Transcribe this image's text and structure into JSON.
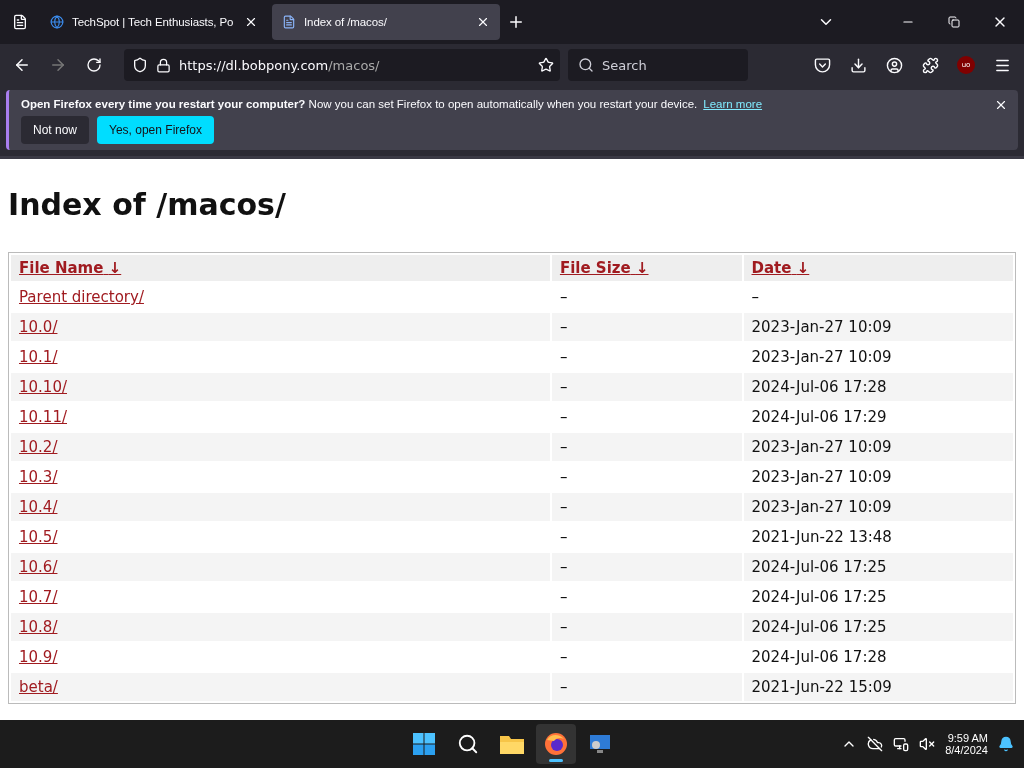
{
  "tabs": [
    {
      "title": "TechSpot | Tech Enthusiasts, Po",
      "selected": false
    },
    {
      "title": "Index of /macos/",
      "selected": true
    }
  ],
  "address": {
    "host": "https://dl.bobpony.com",
    "path": "/macos/"
  },
  "search": {
    "placeholder": "Search"
  },
  "extension_badge": "uo",
  "notification": {
    "text": "**Open Firefox every time you restart your computer?** Now you can set Firefox to open automatically when you restart your device.",
    "link": "Learn more",
    "buttons": [
      {
        "label": "Not now",
        "kind": "secondary"
      },
      {
        "label": "Yes, open Firefox",
        "kind": "primary"
      }
    ]
  },
  "page": {
    "heading": "Index of /macos/",
    "table": {
      "columns": [
        {
          "label": "File Name",
          "sort": "↓"
        },
        {
          "label": "File Size",
          "sort": "↓"
        },
        {
          "label": "Date",
          "sort": "↓"
        }
      ],
      "rows": [
        {
          "name": "Parent directory/",
          "size": "–",
          "date": "–"
        },
        {
          "name": "10.0/",
          "size": "–",
          "date": "2023-Jan-27 10:09"
        },
        {
          "name": "10.1/",
          "size": "–",
          "date": "2023-Jan-27 10:09"
        },
        {
          "name": "10.10/",
          "size": "–",
          "date": "2024-Jul-06 17:28"
        },
        {
          "name": "10.11/",
          "size": "–",
          "date": "2024-Jul-06 17:29"
        },
        {
          "name": "10.2/",
          "size": "–",
          "date": "2023-Jan-27 10:09"
        },
        {
          "name": "10.3/",
          "size": "–",
          "date": "2023-Jan-27 10:09"
        },
        {
          "name": "10.4/",
          "size": "–",
          "date": "2023-Jan-27 10:09"
        },
        {
          "name": "10.5/",
          "size": "–",
          "date": "2021-Jun-22 13:48"
        },
        {
          "name": "10.6/",
          "size": "–",
          "date": "2024-Jul-06 17:25"
        },
        {
          "name": "10.7/",
          "size": "–",
          "date": "2024-Jul-06 17:25"
        },
        {
          "name": "10.8/",
          "size": "–",
          "date": "2024-Jul-06 17:25"
        },
        {
          "name": "10.9/",
          "size": "–",
          "date": "2024-Jul-06 17:28"
        },
        {
          "name": "beta/",
          "size": "–",
          "date": "2021-Jun-22 15:09"
        }
      ]
    }
  },
  "taskbar": {
    "apps": [
      {
        "kind": "start",
        "active": false
      },
      {
        "kind": "search",
        "active": false
      },
      {
        "kind": "files",
        "active": false
      },
      {
        "kind": "browser",
        "active": true
      },
      {
        "kind": "remote",
        "active": false
      }
    ],
    "time": "9:59 AM",
    "date": "8/4/2024"
  }
}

Stated task >>
Copy the listing in full and without alteration, omitting every picture.

Correct result >>
Transcribe this image's text and structure into JSON.
{
  "tabs": [
    {
      "title": "TechSpot | Tech Enthusiasts, Po",
      "selected": false
    },
    {
      "title": "Index of /macos/",
      "selected": true
    }
  ],
  "address": {
    "host": "https://dl.bobpony.com",
    "path": "/macos/"
  },
  "search": {
    "placeholder": "Search"
  },
  "extension_badge": "uo",
  "notification": {
    "text": "**Open Firefox every time you restart your computer?** Now you can set Firefox to open automatically when you restart your device.",
    "link": "Learn more",
    "buttons": [
      {
        "label": "Not now",
        "kind": "secondary"
      },
      {
        "label": "Yes, open Firefox",
        "kind": "primary"
      }
    ]
  },
  "page": {
    "heading": "Index of /macos/",
    "table": {
      "columns": [
        {
          "label": "File Name",
          "sort": "↓"
        },
        {
          "label": "File Size",
          "sort": "↓"
        },
        {
          "label": "Date",
          "sort": "↓"
        }
      ],
      "rows": [
        {
          "name": "Parent directory/",
          "size": "–",
          "date": "–"
        },
        {
          "name": "10.0/",
          "size": "–",
          "date": "2023-Jan-27 10:09"
        },
        {
          "name": "10.1/",
          "size": "–",
          "date": "2023-Jan-27 10:09"
        },
        {
          "name": "10.10/",
          "size": "–",
          "date": "2024-Jul-06 17:28"
        },
        {
          "name": "10.11/",
          "size": "–",
          "date": "2024-Jul-06 17:29"
        },
        {
          "name": "10.2/",
          "size": "–",
          "date": "2023-Jan-27 10:09"
        },
        {
          "name": "10.3/",
          "size": "–",
          "date": "2023-Jan-27 10:09"
        },
        {
          "name": "10.4/",
          "size": "–",
          "date": "2023-Jan-27 10:09"
        },
        {
          "name": "10.5/",
          "size": "–",
          "date": "2021-Jun-22 13:48"
        },
        {
          "name": "10.6/",
          "size": "–",
          "date": "2024-Jul-06 17:25"
        },
        {
          "name": "10.7/",
          "size": "–",
          "date": "2024-Jul-06 17:25"
        },
        {
          "name": "10.8/",
          "size": "–",
          "date": "2024-Jul-06 17:25"
        },
        {
          "name": "10.9/",
          "size": "–",
          "date": "2024-Jul-06 17:28"
        },
        {
          "name": "beta/",
          "size": "–",
          "date": "2021-Jun-22 15:09"
        }
      ]
    }
  },
  "taskbar": {
    "apps": [
      {
        "kind": "start",
        "active": false
      },
      {
        "kind": "search",
        "active": false
      },
      {
        "kind": "files",
        "active": false
      },
      {
        "kind": "browser",
        "active": true
      },
      {
        "kind": "remote",
        "active": false
      }
    ],
    "time": "9:59 AM",
    "date": "8/4/2024"
  }
}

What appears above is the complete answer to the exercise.